**Records provided**
----------------------------------------
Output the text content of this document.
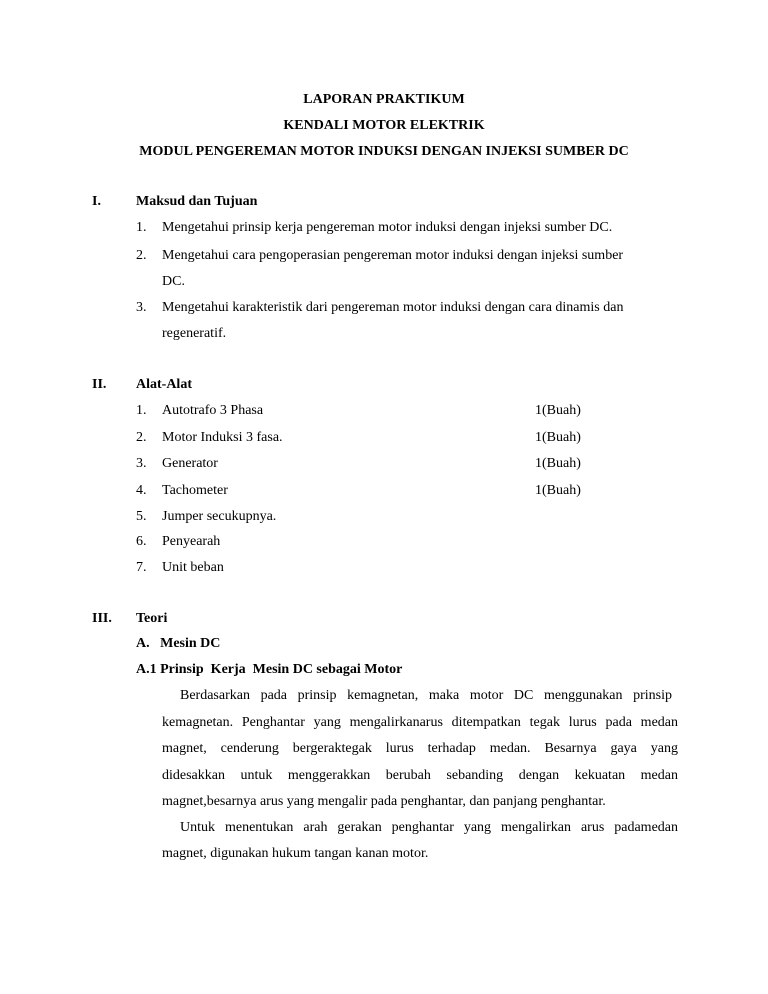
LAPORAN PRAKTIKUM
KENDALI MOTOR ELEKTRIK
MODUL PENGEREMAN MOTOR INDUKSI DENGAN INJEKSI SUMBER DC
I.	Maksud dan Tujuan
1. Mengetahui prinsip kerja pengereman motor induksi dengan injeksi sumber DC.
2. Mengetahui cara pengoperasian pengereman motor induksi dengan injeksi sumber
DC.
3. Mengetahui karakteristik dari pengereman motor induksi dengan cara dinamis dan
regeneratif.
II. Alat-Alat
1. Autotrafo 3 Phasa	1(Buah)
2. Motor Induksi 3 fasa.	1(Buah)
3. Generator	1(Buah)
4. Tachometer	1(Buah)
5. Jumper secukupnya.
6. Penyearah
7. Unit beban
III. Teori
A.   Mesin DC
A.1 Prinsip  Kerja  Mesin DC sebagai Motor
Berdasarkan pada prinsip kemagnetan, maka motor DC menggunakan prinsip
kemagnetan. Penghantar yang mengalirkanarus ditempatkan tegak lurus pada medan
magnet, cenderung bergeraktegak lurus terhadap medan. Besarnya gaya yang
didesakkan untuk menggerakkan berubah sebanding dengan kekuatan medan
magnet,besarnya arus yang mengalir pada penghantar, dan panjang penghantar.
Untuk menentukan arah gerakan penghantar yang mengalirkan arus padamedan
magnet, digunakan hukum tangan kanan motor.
----------------------------------------
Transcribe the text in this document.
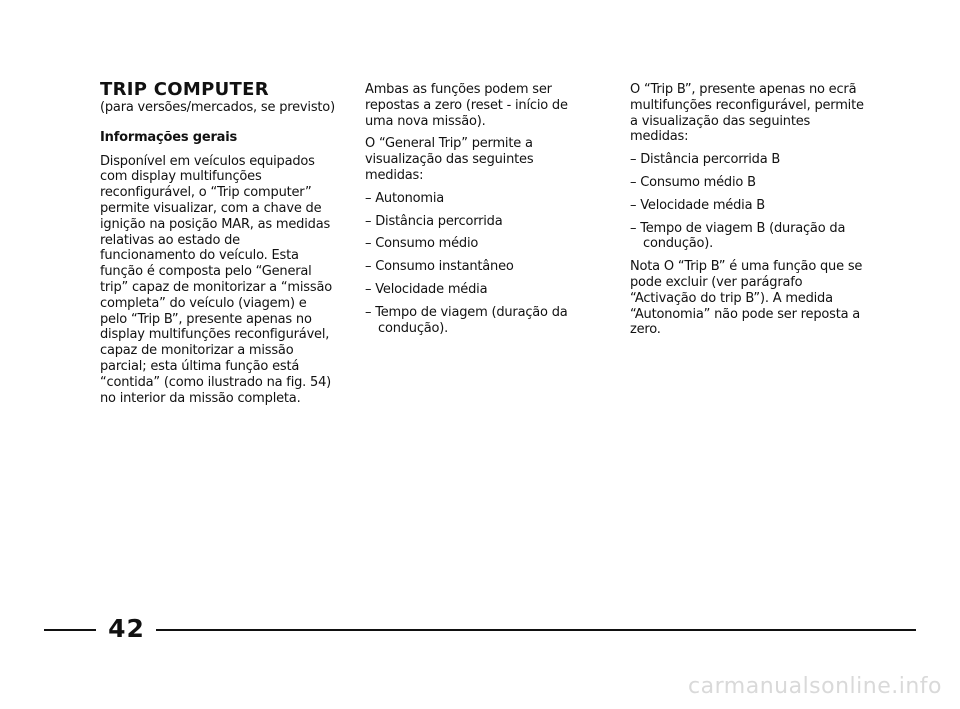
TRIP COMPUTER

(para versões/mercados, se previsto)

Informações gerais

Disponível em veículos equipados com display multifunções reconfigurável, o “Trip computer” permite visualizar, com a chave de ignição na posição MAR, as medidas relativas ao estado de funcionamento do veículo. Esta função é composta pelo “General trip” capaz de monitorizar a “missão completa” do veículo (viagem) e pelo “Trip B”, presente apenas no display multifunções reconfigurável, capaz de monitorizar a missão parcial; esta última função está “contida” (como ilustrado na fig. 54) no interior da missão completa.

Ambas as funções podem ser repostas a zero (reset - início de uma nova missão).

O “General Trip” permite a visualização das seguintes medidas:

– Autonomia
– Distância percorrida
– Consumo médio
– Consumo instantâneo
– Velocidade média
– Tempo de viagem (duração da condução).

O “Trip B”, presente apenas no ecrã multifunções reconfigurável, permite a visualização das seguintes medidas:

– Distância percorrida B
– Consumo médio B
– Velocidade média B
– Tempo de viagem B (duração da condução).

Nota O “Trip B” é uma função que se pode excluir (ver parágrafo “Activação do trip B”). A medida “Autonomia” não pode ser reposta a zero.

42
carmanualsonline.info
----------------------------------------
**What you will do**
Copy every line from the records above that contains the word "Autonomia".

**Task solution**
– Autonomia
Nota O “Trip B” é uma função que se pode excluir (ver parágrafo “Activação do trip B”). A medida “Autonomia” não pode ser reposta a zero.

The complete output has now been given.